- **Work to do**
Repeat the listing in full, word for word.

◆ ◆ ◆ ◆ ◆

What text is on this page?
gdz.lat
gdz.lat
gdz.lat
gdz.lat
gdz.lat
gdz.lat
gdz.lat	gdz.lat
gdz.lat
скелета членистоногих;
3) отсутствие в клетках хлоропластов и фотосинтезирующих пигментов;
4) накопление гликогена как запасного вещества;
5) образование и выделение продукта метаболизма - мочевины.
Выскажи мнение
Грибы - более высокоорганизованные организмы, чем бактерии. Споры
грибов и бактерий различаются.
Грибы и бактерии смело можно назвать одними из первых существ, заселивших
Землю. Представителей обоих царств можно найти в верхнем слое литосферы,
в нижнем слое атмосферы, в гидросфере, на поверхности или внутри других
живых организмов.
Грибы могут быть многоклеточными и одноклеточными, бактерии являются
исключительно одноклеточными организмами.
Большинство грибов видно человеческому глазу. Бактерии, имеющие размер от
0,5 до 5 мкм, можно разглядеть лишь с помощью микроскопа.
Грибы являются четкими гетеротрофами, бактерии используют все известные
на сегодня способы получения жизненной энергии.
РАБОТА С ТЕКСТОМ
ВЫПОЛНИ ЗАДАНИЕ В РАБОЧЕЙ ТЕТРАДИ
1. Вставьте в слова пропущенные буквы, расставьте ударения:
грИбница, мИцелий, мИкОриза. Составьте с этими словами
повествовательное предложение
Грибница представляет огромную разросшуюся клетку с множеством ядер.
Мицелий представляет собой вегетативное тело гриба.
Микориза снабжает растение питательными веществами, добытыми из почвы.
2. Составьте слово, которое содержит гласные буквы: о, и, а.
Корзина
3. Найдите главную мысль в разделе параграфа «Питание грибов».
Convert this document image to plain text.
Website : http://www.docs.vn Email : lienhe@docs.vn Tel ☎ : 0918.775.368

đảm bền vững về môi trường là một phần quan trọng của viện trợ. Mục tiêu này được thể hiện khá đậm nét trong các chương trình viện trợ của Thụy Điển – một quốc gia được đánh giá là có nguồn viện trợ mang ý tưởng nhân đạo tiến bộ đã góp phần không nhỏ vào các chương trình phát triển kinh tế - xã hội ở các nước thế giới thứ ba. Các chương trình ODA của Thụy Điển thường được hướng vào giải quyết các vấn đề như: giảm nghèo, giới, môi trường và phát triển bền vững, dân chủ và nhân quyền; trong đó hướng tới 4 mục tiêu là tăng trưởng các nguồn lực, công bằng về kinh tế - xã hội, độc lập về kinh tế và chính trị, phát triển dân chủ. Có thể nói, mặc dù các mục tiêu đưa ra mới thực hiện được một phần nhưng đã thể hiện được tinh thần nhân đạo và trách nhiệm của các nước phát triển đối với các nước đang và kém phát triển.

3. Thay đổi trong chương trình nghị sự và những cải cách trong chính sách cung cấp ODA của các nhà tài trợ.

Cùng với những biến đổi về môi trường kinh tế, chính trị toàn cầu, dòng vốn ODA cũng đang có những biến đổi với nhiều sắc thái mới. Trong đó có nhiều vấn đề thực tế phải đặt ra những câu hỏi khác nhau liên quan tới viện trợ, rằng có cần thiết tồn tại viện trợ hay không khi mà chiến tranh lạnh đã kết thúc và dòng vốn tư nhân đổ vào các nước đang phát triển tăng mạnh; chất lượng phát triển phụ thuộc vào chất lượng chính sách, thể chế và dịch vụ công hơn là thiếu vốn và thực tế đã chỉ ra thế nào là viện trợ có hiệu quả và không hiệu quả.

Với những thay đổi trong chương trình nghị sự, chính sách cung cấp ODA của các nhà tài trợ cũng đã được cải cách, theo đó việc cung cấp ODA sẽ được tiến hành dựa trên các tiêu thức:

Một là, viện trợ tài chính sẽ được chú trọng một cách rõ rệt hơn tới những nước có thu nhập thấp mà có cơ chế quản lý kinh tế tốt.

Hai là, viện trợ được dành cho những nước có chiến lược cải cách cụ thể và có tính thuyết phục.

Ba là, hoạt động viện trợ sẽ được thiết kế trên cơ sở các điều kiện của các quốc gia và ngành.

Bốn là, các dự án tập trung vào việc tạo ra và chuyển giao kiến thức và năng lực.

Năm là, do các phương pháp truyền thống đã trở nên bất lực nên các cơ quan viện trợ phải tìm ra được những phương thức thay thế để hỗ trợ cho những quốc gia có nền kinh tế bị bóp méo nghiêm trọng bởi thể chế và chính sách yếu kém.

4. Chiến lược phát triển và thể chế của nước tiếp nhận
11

◆ ◆ ◆ ◆ ◆

- **Response to the task**
What text is on this page?
gdz.lat
gdz.lat
gdz.lat
gdz.lat
gdz.lat
gdz.lat
gdz.lat	gdz.lat
gdz.lat
скелета членистоногих;
3) отсутствие в клетках хлоропластов и фотосинтезирующих пигментов;
4) накопление гликогена как запасного вещества;
5) образование и выделение продукта метаболизма - мочевины.
Выскажи мнение
Грибы - более высокоорганизованные организмы, чем бактерии. Споры
грибов и бактерий различаются.
Грибы и бактерии смело можно назвать одними из первых существ, заселивших
Землю. Представителей обоих царств можно найти в верхнем слое литосферы,
в нижнем слое атмосферы, в гидросфере, на поверхности или внутри других
живых организмов.
Грибы могут быть многоклеточными и одноклеточными, бактерии являются
исключительно одноклеточными организмами.
Большинство грибов видно человеческому глазу. Бактерии, имеющие размер от
0,5 до 5 мкм, можно разглядеть лишь с помощью микроскопа.
Грибы являются четкими гетеротрофами, бактерии используют все известные
на сегодня способы получения жизненной энергии.
РАБОТА С ТЕКСТОМ
ВЫПОЛНИ ЗАДАНИЕ В РАБОЧЕЙ ТЕТРАДИ
1. Вставьте в слова пропущенные буквы, расставьте ударения:
грИбница, мИцелий, мИкОриза. Составьте с этими словами
повествовательное предложение
Грибница представляет огромную разросшуюся клетку с множеством ядер.
Мицелий представляет собой вегетативное тело гриба.
Микориза снабжает растение питательными веществами, добытыми из почвы.
2. Составьте слово, которое содержит гласные буквы: о, и, а.
Корзина
3. Найдите главную мысль в разделе параграфа «Питание грибов».
Convert this document image to plain text.
Website : http://www.docs.vn Email : lienhe@docs.vn Tel ☎ : 0918.775.368

đảm bền vững về môi trường là một phần quan trọng của viện trợ. Mục tiêu này được thể hiện khá đậm nét trong các chương trình viện trợ của Thụy Điển – một quốc gia được đánh giá là có nguồn viện trợ mang ý tưởng nhân đạo tiến bộ đã góp phần không nhỏ vào các chương trình phát triển kinh tế - xã hội ở các nước thế giới thứ ba. Các chương trình ODA của Thụy Điển thường được hướng vào giải quyết các vấn đề như: giảm nghèo, giới, môi trường và phát triển bền vững, dân chủ và nhân quyền; trong đó hướng tới 4 mục tiêu là tăng trưởng các nguồn lực, công bằng về kinh tế - xã hội, độc lập về kinh tế và chính trị, phát triển dân chủ. Có thể nói, mặc dù các mục tiêu đưa ra mới thực hiện được một phần nhưng đã thể hiện được tinh thần nhân đạo và trách nhiệm của các nước phát triển đối với các nước đang và kém phát triển.

3. Thay đổi trong chương trình nghị sự và những cải cách trong chính sách cung cấp ODA của các nhà tài trợ.

Cùng với những biến đổi về môi trường kinh tế, chính trị toàn cầu, dòng vốn ODA cũng đang có những biến đổi với nhiều sắc thái mới. Trong đó có nhiều vấn đề thực tế phải đặt ra những câu hỏi khác nhau liên quan tới viện trợ, rằng có cần thiết tồn tại viện trợ hay không khi mà chiến tranh lạnh đã kết thúc và dòng vốn tư nhân đổ vào các nước đang phát triển tăng mạnh; chất lượng phát triển phụ thuộc vào chất lượng chính sách, thể chế và dịch vụ công hơn là thiếu vốn và thực tế đã chỉ ra thế nào là viện trợ có hiệu quả và không hiệu quả.

Với những thay đổi trong chương trình nghị sự, chính sách cung cấp ODA của các nhà tài trợ cũng đã được cải cách, theo đó việc cung cấp ODA sẽ được tiến hành dựa trên các tiêu thức:

Một là, viện trợ tài chính sẽ được chú trọng một cách rõ rệt hơn tới những nước có thu nhập thấp mà có cơ chế quản lý kinh tế tốt.

Hai là, viện trợ được dành cho những nước có chiến lược cải cách cụ thể và có tính thuyết phục.

Ba là, hoạt động viện trợ sẽ được thiết kế trên cơ sở các điều kiện của các quốc gia và ngành.

Bốn là, các dự án tập trung vào việc tạo ra và chuyển giao kiến thức và năng lực.

Năm là, do các phương pháp truyền thống đã trở nên bất lực nên các cơ quan viện trợ phải tìm ra được những phương thức thay thế để hỗ trợ cho những quốc gia có nền kinh tế bị bóp méo nghiêm trọng bởi thể chế và chính sách yếu kém.

4. Chiến lược phát triển và thể chế của nước tiếp nhận
11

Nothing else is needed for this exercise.